The fields where you can write drew their attention the most. They started playing with the Z-order, giving it different values for two images - someone in the group knew without googling that this would have impact on which of the images were on top. They quickly run into the usual confusion. The bigger number would mean that the image is in the background, and they noted their second bug:
  • The chosen convention of Z-order is opposite to what we're used to seeing in other applications
I guided the group to label and name every idea they tried on the field. They labeled numbers, positive and negative. As they typed in the number, they pressed enter. They missed label and name for the enter, and if they had, they would have realized that in addition to enter, they had the arrow keys and moving cursor out of focus to test. They added decimals under positive numbers, and a third category of input values of text. 

They repeated the same exercise on Angle. They quickly went for symmetry with Z-order, and remembered from earlier sympathetic testing they had seen positive value 9 in the angle work already. They were quick to call the category of positive covered, so we talked about what we had actually tested on it.

We had changed two images at once to 9 degree angle. 
We had not looked at 9 degrees in relation to any other angle, if it would appear to match our expectations. 
We had not looked at numbers of positive angles where it would be easy to see correctness. 
We had not looked at positive angles with images that would make it easy to see correctness. 
We had jumped to assuming that one positive number would represent all positive numbers, and yet we had not looked at the end result with a critical eye. 

We talked about how the label and name could help us think critically around what we wanted to call tested, and how specific we want to be on what ideas we've covered. 

As we worked through the symmetry, the group tried a decimal number. Decimal numbers were flat out rejected for the Z-order, which is what we expected here too. But instead, we found that when changing angle from value 1 to value 5.6, the angle ended up as 5 as we press enter. Changing value 4 to 4.3 showed 4.3 still after pressing enter, and would go to 4 only with moving focus away from the toolbar. We noted another bug:
  • Input validation for decimal numbers would work differently when within same vs. other digits.

#### Source excerpt
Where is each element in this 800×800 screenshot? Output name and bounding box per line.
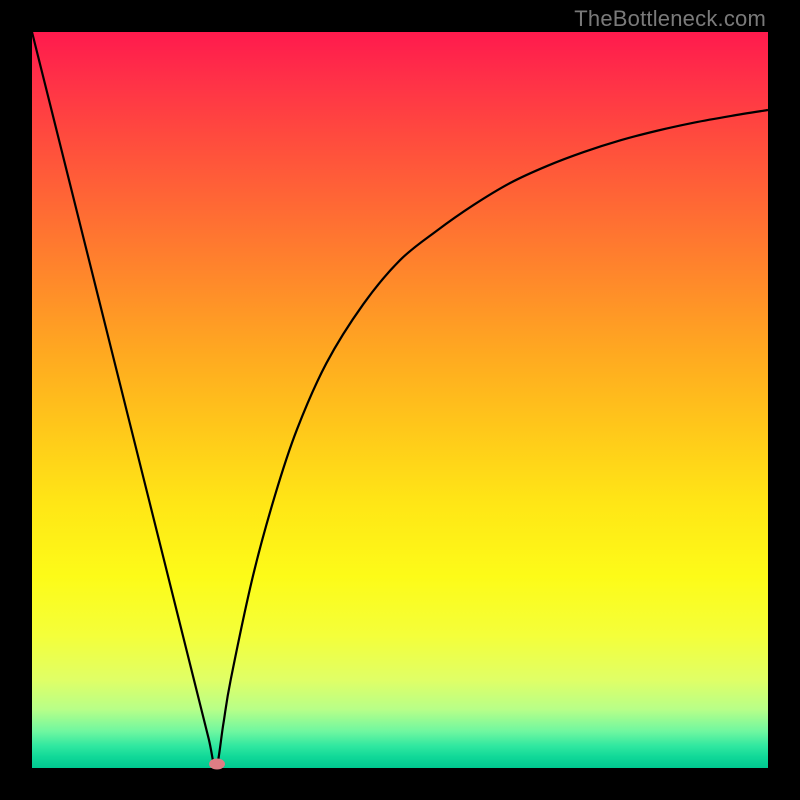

#### Request
Answer these from the text excerpt on testing the Z-order and Angle fields:
(a) What did a bigger Z-order number mean for an image?
(b) Which positive angle value had the group already seen during earlier sympathetic testing?
(c) What value did the angle end up as after it was changed from 1 to 5.6 and enter was pressed?

#### Response for this exercise
(a) The image was in the background.
(b) 9.
(c) 5.